RECORDS:

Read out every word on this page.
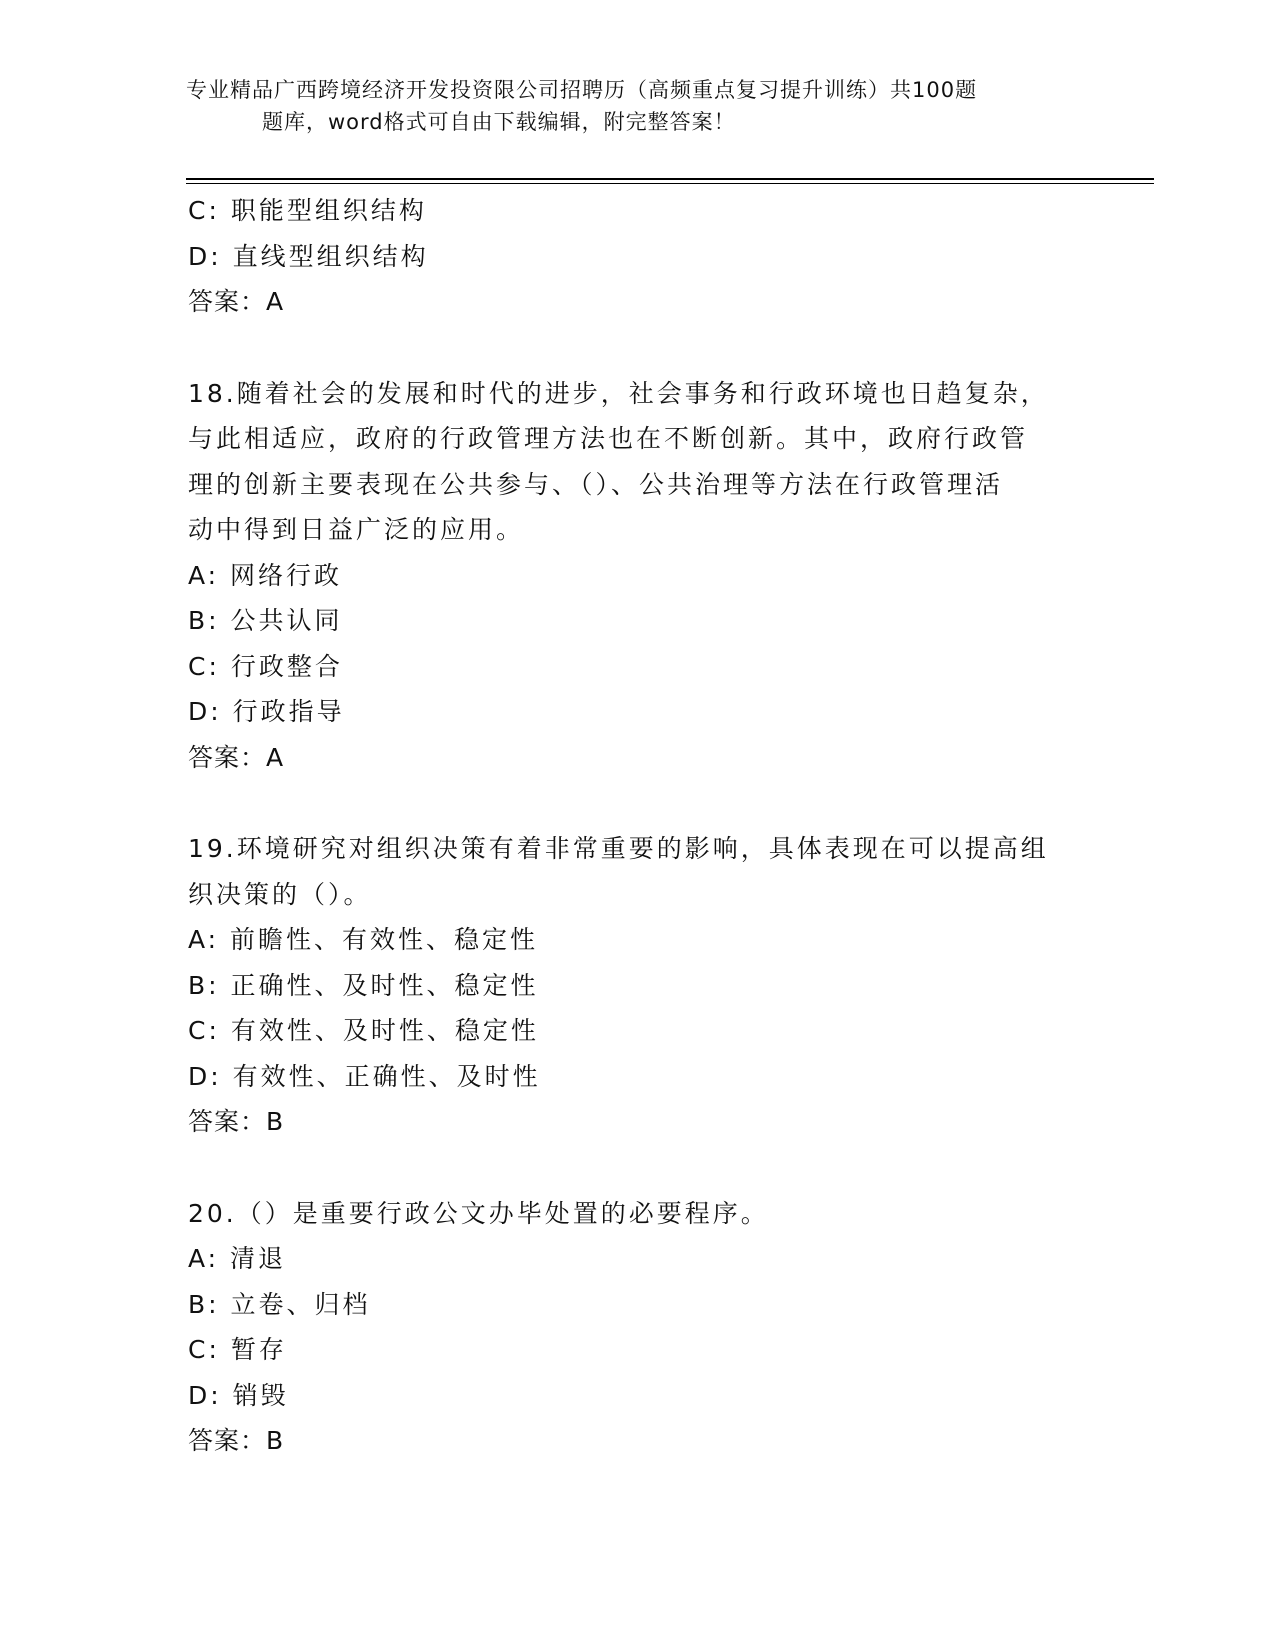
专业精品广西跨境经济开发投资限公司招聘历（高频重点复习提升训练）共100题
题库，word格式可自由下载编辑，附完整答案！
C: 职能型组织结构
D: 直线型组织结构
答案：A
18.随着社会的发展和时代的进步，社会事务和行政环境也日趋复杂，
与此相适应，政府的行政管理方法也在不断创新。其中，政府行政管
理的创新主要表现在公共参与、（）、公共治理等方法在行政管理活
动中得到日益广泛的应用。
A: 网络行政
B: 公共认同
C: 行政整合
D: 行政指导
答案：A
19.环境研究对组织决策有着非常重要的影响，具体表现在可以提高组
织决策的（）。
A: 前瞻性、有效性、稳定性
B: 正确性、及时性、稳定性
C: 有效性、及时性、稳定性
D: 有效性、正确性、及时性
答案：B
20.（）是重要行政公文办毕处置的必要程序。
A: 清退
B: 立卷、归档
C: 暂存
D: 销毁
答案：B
==
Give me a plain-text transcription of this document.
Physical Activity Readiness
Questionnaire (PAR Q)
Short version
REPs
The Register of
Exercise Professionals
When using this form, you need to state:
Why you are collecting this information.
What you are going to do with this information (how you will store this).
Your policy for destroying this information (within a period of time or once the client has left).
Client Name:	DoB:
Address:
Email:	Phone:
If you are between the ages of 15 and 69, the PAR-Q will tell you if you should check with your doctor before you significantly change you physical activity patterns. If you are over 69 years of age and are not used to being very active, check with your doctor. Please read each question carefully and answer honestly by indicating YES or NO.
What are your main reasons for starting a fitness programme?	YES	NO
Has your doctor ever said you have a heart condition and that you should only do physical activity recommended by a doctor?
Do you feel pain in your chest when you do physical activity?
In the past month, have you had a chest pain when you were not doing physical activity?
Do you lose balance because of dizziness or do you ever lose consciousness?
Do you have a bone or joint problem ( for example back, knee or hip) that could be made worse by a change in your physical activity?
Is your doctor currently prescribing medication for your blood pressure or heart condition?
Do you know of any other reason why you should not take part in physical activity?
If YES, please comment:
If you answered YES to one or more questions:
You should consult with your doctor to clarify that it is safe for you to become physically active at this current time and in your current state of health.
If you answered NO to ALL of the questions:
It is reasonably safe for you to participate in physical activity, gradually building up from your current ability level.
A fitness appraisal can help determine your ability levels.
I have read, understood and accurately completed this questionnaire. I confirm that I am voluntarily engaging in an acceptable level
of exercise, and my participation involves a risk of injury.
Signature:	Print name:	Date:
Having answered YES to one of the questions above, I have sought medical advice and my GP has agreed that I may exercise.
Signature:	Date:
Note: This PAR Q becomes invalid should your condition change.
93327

WHAT NEEDS TO BE DONE:
In the material above, find each line that contains the word "state", and select it.

SOLUTION FOR THIS EXERCISE:
When using this form, you need to state:
You should consult with your doctor to clarify that it is safe for you to become physically active at this current time and in your current state of health.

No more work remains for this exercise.